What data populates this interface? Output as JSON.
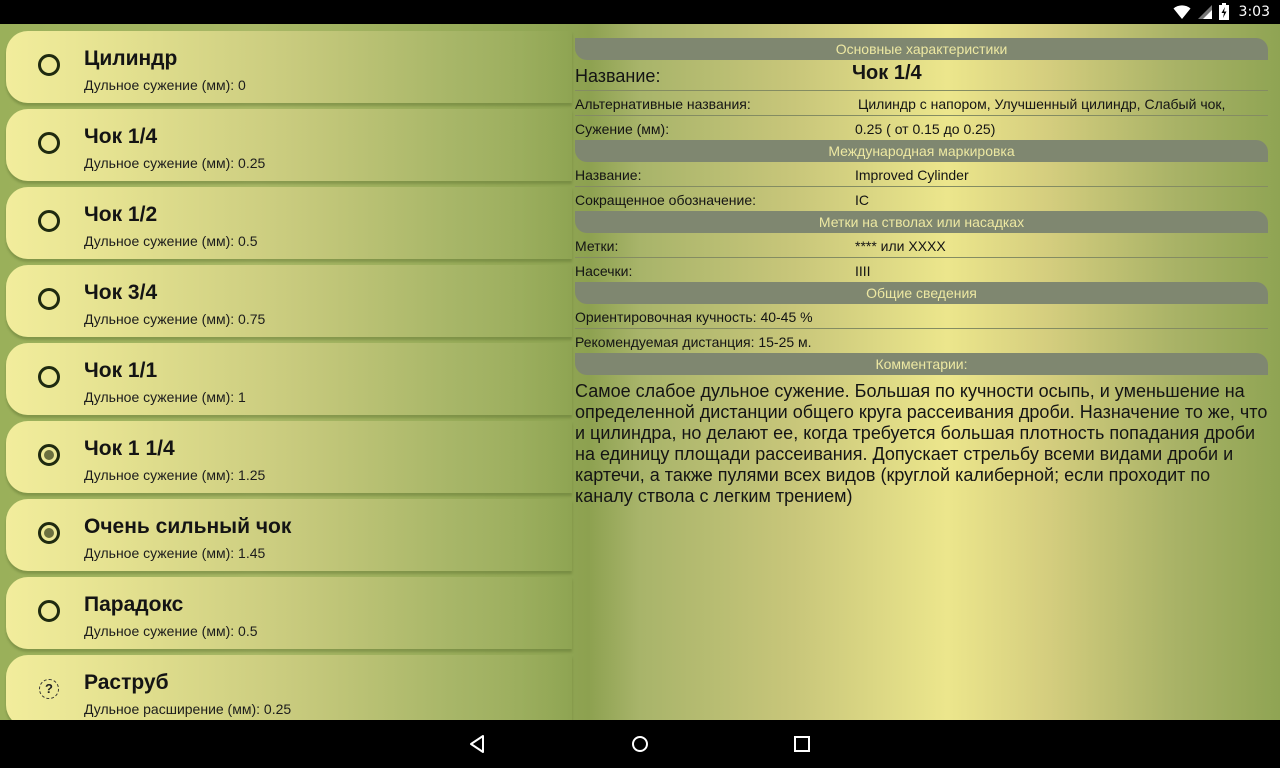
{
  "status": {
    "time": "3:03"
  },
  "list": [
    {
      "title": "Цилиндр",
      "sub": "Дульное сужение (мм): 0",
      "icon": "radio"
    },
    {
      "title": "Чок 1/4",
      "sub": "Дульное сужение (мм): 0.25",
      "icon": "radio"
    },
    {
      "title": "Чок 1/2",
      "sub": "Дульное сужение (мм): 0.5",
      "icon": "radio"
    },
    {
      "title": "Чок 3/4",
      "sub": "Дульное сужение (мм): 0.75",
      "icon": "radio"
    },
    {
      "title": "Чок 1/1",
      "sub": "Дульное сужение (мм): 1",
      "icon": "radio"
    },
    {
      "title": "Чок 1 1/4",
      "sub": "Дульное сужение (мм): 1.25",
      "icon": "radio-filled"
    },
    {
      "title": "Очень сильный чок",
      "sub": "Дульное сужение (мм): 1.45",
      "icon": "radio-filled"
    },
    {
      "title": "Парадокс",
      "sub": "Дульное сужение (мм): 0.5",
      "icon": "radio"
    },
    {
      "title": "Раструб",
      "sub": "Дульное расширение (мм): 0.25",
      "icon": "question-icon"
    }
  ],
  "details": {
    "s1": {
      "header": "Основные характеристики",
      "name_label": "Название:",
      "name_value": "Чок 1/4",
      "alt_label": "Альтернативные названия:",
      "alt_value": "Цилиндр с напором, Улучшенный цилиндр, Слабый чок,",
      "narrow_label": "Сужение (мм):",
      "narrow_value": "0.25 ( от 0.15  до  0.25)"
    },
    "s2": {
      "header": "Международная маркировка",
      "name_label": "Название:",
      "name_value": "Improved Cylinder",
      "abbr_label": "Сокращенное обозначение:",
      "abbr_value": "IC"
    },
    "s3": {
      "header": "Метки на стволах или насадках",
      "marks_label": "Метки:",
      "marks_value": "**** или XXXX",
      "notches_label": "Насечки:",
      "notches_value": "IIII"
    },
    "s4": {
      "header": "Общие сведения",
      "density": "Ориентировочная кучность: 40-45 %",
      "distance": "Рекомендуемая дистанция: 15-25 м."
    },
    "s5": {
      "header": "Комментарии:",
      "text": "Самое слабое дульное сужение. Большая по кучности осыпь, и уменьшение на определенной дистанции общего круга рассеивания дроби. Назначение то же, что и цилиндра, но делают ее, когда требуется большая плотность попадания дроби на единицу площади рассеивания. Допускает стрельбу всеми видами дроби и картечи, а также пулями всех видов (круглой калиберной; если проходит по каналу ствола с легким трением)"
    }
  },
  "icons": {
    "status": [
      "wifi-icon",
      "signal-icon",
      "battery-charging-icon"
    ],
    "nav": [
      "back-icon",
      "home-icon",
      "recents-icon"
    ]
  },
  "colors": {
    "header_bg": "#7f8770",
    "header_text": "#ede8a2",
    "item_light": "#f2ed9c"
  }
}
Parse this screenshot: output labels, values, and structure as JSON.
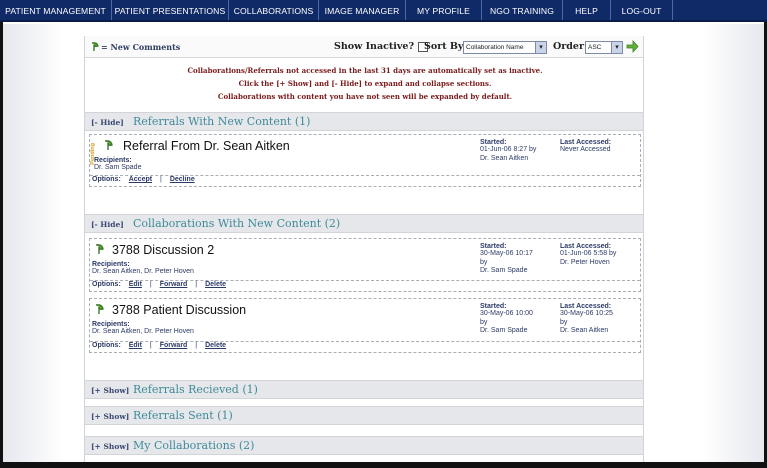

• • • • •

Identify the lines that hold the word "title". Copy every one of them.

      "title": "Цилиндр",
      "title": "Чок 1/4",
      "title": "Чок 1/2",
      "title": "Чок 3/4",
      "title": "Чок 1/1",
      "title": "Чок 1 1/4",
      "title": "Очень сильный чок",
      "title": "Парадокс",
      "title": "Раструб",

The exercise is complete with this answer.